▸ **Data extract**
□ □ □ □ □
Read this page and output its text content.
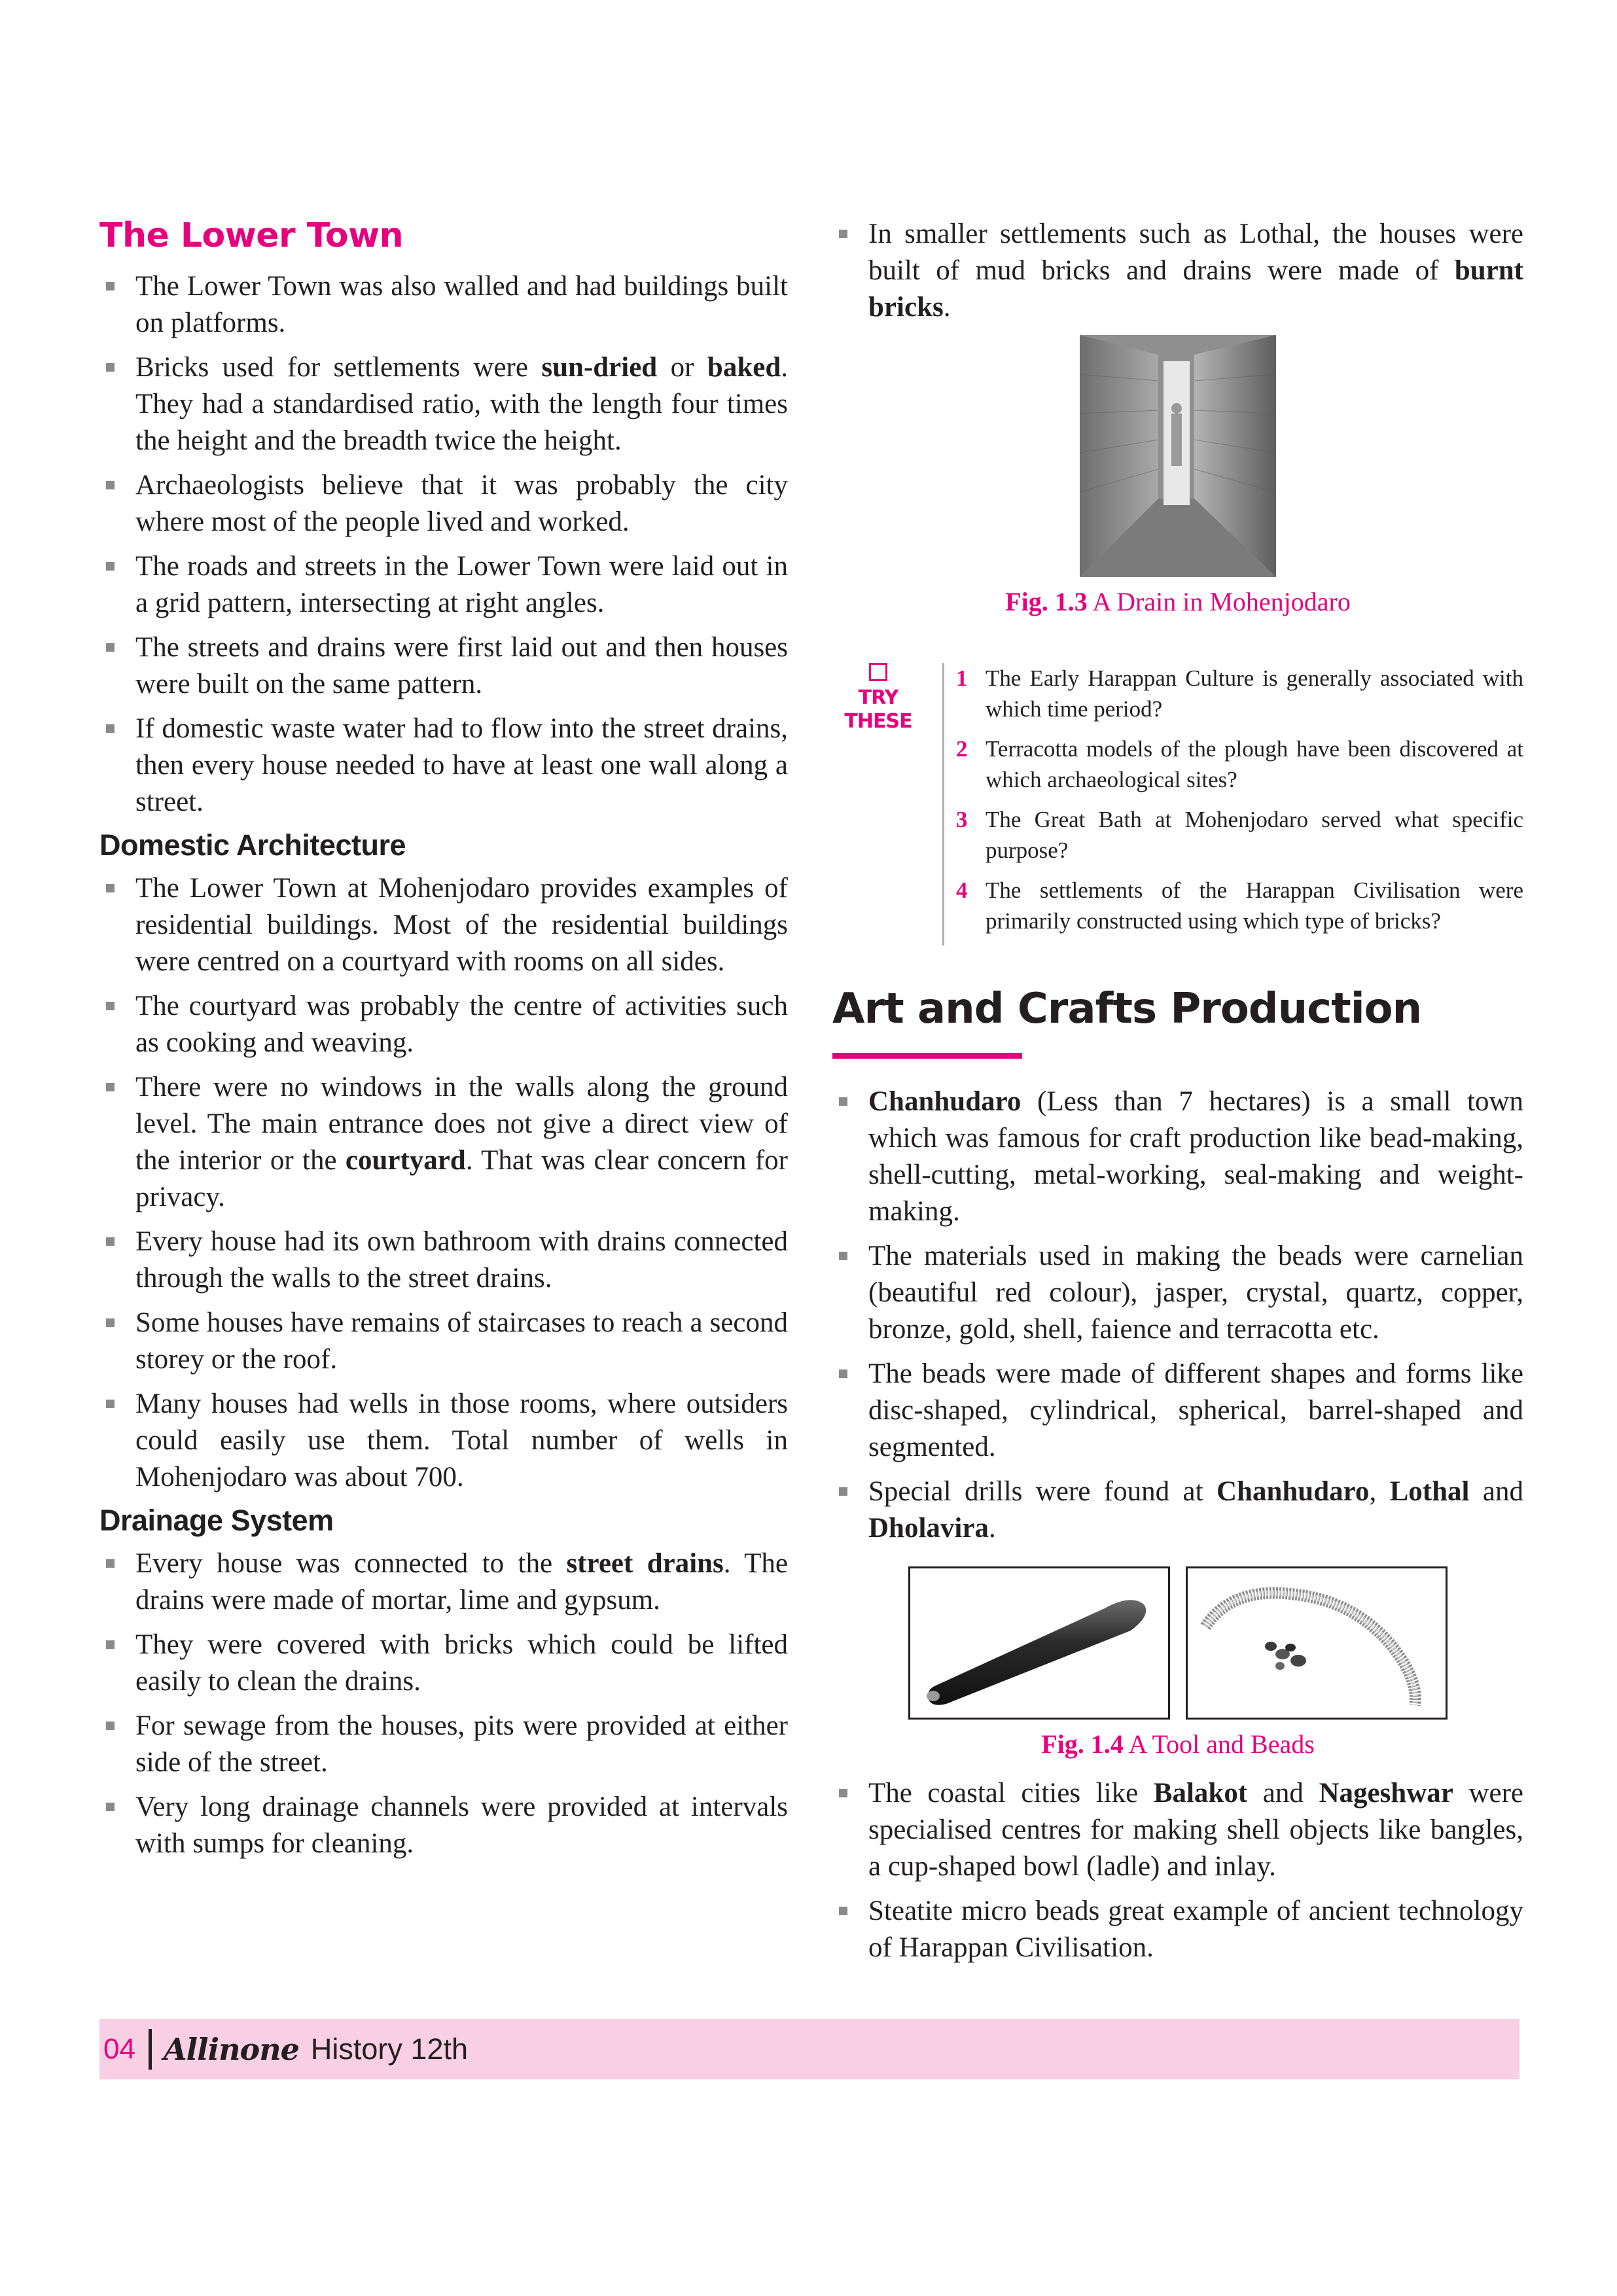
The Lower Town
The Lower Town was also walled and had buildings built on platforms.
Bricks used for settlements were sun-dried or baked. They had a standardised ratio, with the length four times the height and the breadth twice the height.
Archaeologists believe that it was probably the city where most of the people lived and worked.
The roads and streets in the Lower Town were laid out in a grid pattern, intersecting at right angles.
The streets and drains were first laid out and then houses were built on the same pattern.
If domestic waste water had to flow into the street drains, then every house needed to have at least one wall along a street.
Domestic Architecture
The Lower Town at Mohenjodaro provides examples of residential buildings. Most of the residential buildings were centred on a courtyard with rooms on all sides.
The courtyard was probably the centre of activities such as cooking and weaving.
There were no windows in the walls along the ground level. The main entrance does not give a direct view of the interior or the courtyard. That was clear concern for privacy.
Every house had its own bathroom with drains connected through the walls to the street drains.
Some houses have remains of staircases to reach a second storey or the roof.
Many houses had wells in those rooms, where outsiders could easily use them. Total number of wells in Mohenjodaro was about 700.
Drainage System
Every house was connected to the street drains. The drains were made of mortar, lime and gypsum.
They were covered with bricks which could be lifted easily to clean the drains.
For sewage from the houses, pits were provided at either side of the street.
Very long drainage channels were provided at intervals with sumps for cleaning.
In smaller settlements such as Lothal, the houses were built of mud bricks and drains were made of burnt bricks.

Fig. 1.3 A Drain in Mohenjodaro

TRY
THESE
1 The Early Harappan Culture is generally associated with which time period?
2 Terracotta models of the plough have been discovered at which archaeological sites?
3 The Great Bath at Mohenjodaro served what specific purpose?
4 The settlements of the Harappan Civilisation were primarily constructed using which type of bricks?
Art and Crafts Production
Chanhudaro (Less than 7 hectares) is a small town which was famous for craft production like bead-making, shell-cutting, metal-working, seal-making and weight-making.
The materials used in making the beads were carnelian (beautiful red colour), jasper, crystal, quartz, copper, bronze, gold, shell, faience and terracotta etc.
The beads were made of different shapes and forms like disc-shaped, cylindrical, spherical, barrel-shaped and segmented.
Special drills were found at Chanhudaro, Lothal and Dholavira.

Fig. 1.4 A Tool and Beads

The coastal cities like Balakot and Nageshwar were specialised centres for making shell objects like bangles, a cup-shaped bowl (ladle) and inlay.
Steatite micro beads great example of ancient technology of Harappan Civilisation.
04 Allinone History 12th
□ □ □ □ □
Check each line of the data above for the word "connected" and say how many lines contain it, giving nothing besides the number.

2